--- Start Data for the task ---

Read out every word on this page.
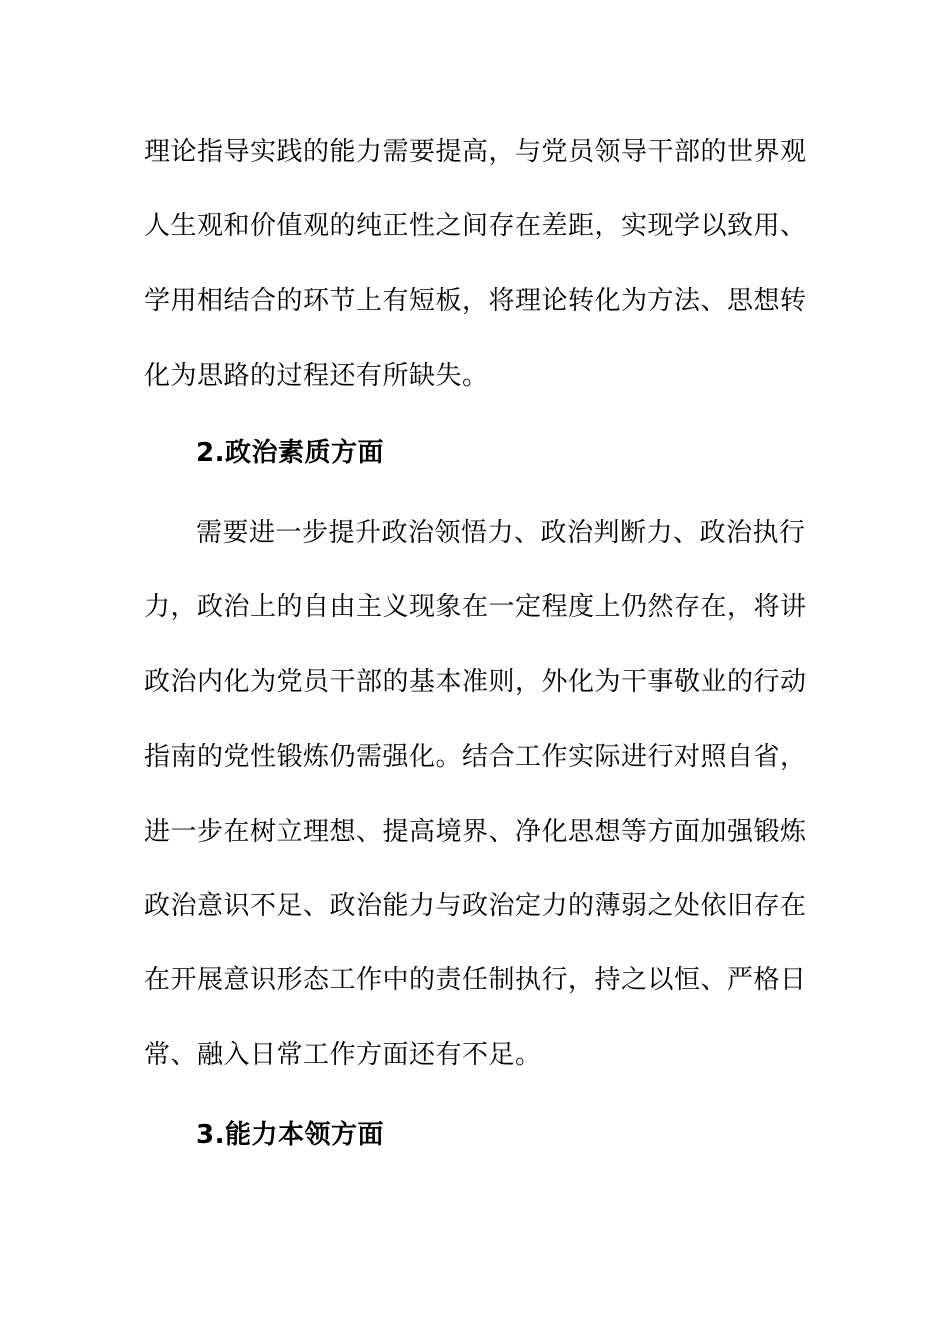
理论指导实践的能力需要提高，与党员领导干部的世界观
人生观和价值观的纯正性之间存在差距，实现学以致用、
学用相结合的环节上有短板，将理论转化为方法、思想转
化为思路的过程还有所缺失。
2.政治素质方面
需要进一步提升政治领悟力、政治判断力、政治执行
力，政治上的自由主义现象在一定程度上仍然存在，将讲
政治内化为党员干部的基本准则，外化为干事敬业的行动
指南的党性锻炼仍需强化。结合工作实际进行对照自省，
进一步在树立理想、提高境界、净化思想等方面加强锻炼
政治意识不足、政治能力与政治定力的薄弱之处依旧存在
在开展意识形态工作中的责任制执行，持之以恒、严格日
常、融入日常工作方面还有不足。
3.能力本领方面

--- End Data for the task ---

● Problem details
Quote every record above exactly, leaving out the pictures.

● The solution
Read out every word on this page.
理论指导实践的能力需要提高，与党员领导干部的世界观
人生观和价值观的纯正性之间存在差距，实现学以致用、
学用相结合的环节上有短板，将理论转化为方法、思想转
化为思路的过程还有所缺失。
2.政治素质方面
需要进一步提升政治领悟力、政治判断力、政治执行
力，政治上的自由主义现象在一定程度上仍然存在，将讲
政治内化为党员干部的基本准则，外化为干事敬业的行动
指南的党性锻炼仍需强化。结合工作实际进行对照自省，
进一步在树立理想、提高境界、净化思想等方面加强锻炼
政治意识不足、政治能力与政治定力的薄弱之处依旧存在
在开展意识形态工作中的责任制执行，持之以恒、严格日
常、融入日常工作方面还有不足。
3.能力本领方面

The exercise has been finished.